WRITTEN INSTRUCTION —
Pictures do not belong in your copy. Repeat all the other data exactly.

########################################

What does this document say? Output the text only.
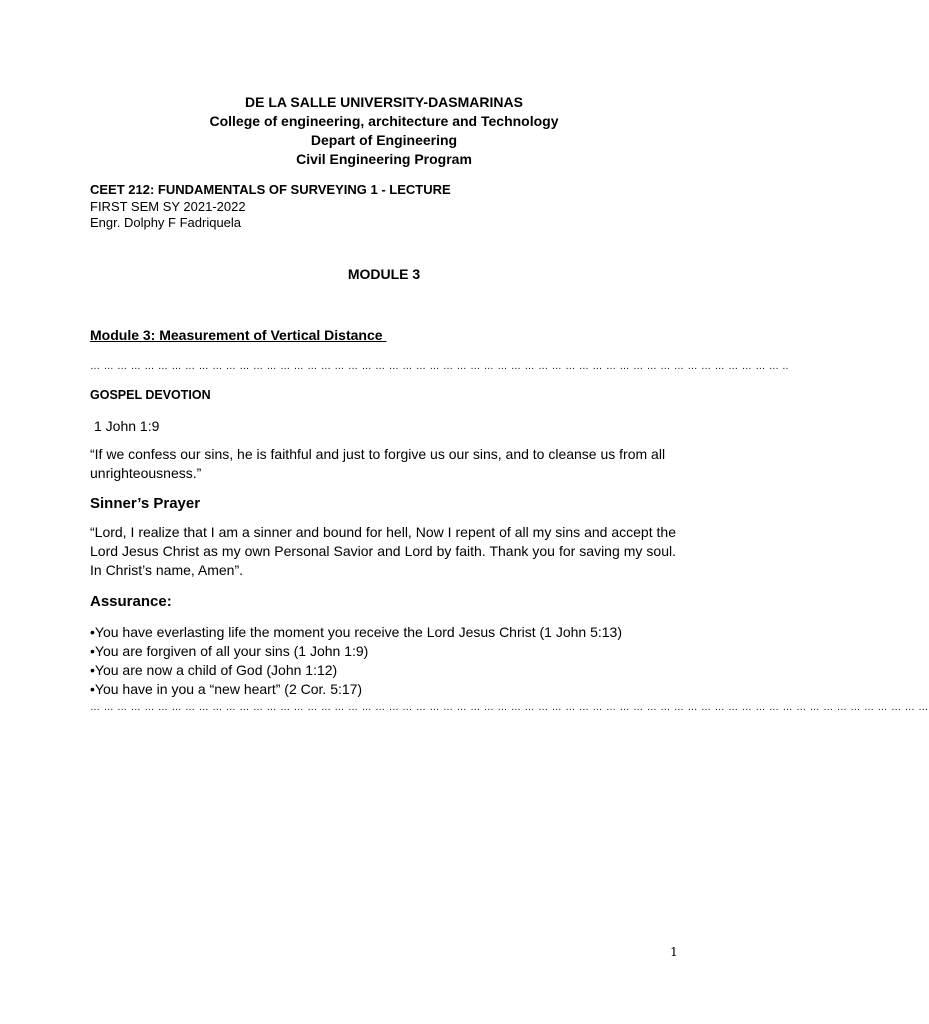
DE LA SALLE UNIVERSITY-DASMARINAS
College of engineering, architecture and Technology
Depart of Engineering
Civil Engineering Program
CEET 212: FUNDAMENTALS OF SURVEYING 1 - LECTURE
FIRST SEM SY 2021-2022
Engr. Dolphy F Fadriquela
MODULE 3
Module 3: Measurement of Vertical Distance
… … … … … … … … … … … … … … … … … … … … … … … … … … … … … … … … … … … … … … … … … … … … … … … … … … … ..
GOSPEL DEVOTION
1 John 1:9
“If we confess our sins, he is faithful and just to forgive us our sins, and to cleanse us from all unrighteousness.”
Sinner’s Prayer
“Lord, I realize that I am a sinner and bound for hell, Now I repent of all my sins and accept the Lord Jesus Christ as my own Personal Savior and Lord by faith. Thank you for saving my soul. In Christ’s name, Amen”.
Assurance:
•You have everlasting life the moment you receive the Lord Jesus Christ (1 John 5:13)
•You are forgiven of all your sins (1 John 1:9)
•You are now a child of God (John 1:12)
•You have in you a “new heart” (2 Cor. 5:17)
… … … … … … … … … … … … … … … … … … … … … … … … … … … … … … … … … … … … … … … … … … … … … … … … … … … … … … … … … … … … … …
1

########################################

RESPONSE TO THIS TASK —
What does this document say? Output the text only.
DE LA SALLE UNIVERSITY-DASMARINAS
College of engineering, architecture and Technology
Depart of Engineering
Civil Engineering Program
CEET 212: FUNDAMENTALS OF SURVEYING 1 - LECTURE
FIRST SEM SY 2021-2022
Engr. Dolphy F Fadriquela
MODULE 3
Module 3: Measurement of Vertical Distance
… … … … … … … … … … … … … … … … … … … … … … … … … … … … … … … … … … … … … … … … … … … … … … … … … … … ..
GOSPEL DEVOTION
1 John 1:9
“If we confess our sins, he is faithful and just to forgive us our sins, and to cleanse us from all unrighteousness.”
Sinner’s Prayer
“Lord, I realize that I am a sinner and bound for hell, Now I repent of all my sins and accept the Lord Jesus Christ as my own Personal Savior and Lord by faith. Thank you for saving my soul. In Christ’s name, Amen”.
Assurance:
•You have everlasting life the moment you receive the Lord Jesus Christ (1 John 5:13)
•You are forgiven of all your sins (1 John 1:9)
•You are now a child of God (John 1:12)
•You have in you a “new heart” (2 Cor. 5:17)
… … … … … … … … … … … … … … … … … … … … … … … … … … … … … … … … … … … … … … … … … … … … … … … … … … … … … … … … … … … … … …
1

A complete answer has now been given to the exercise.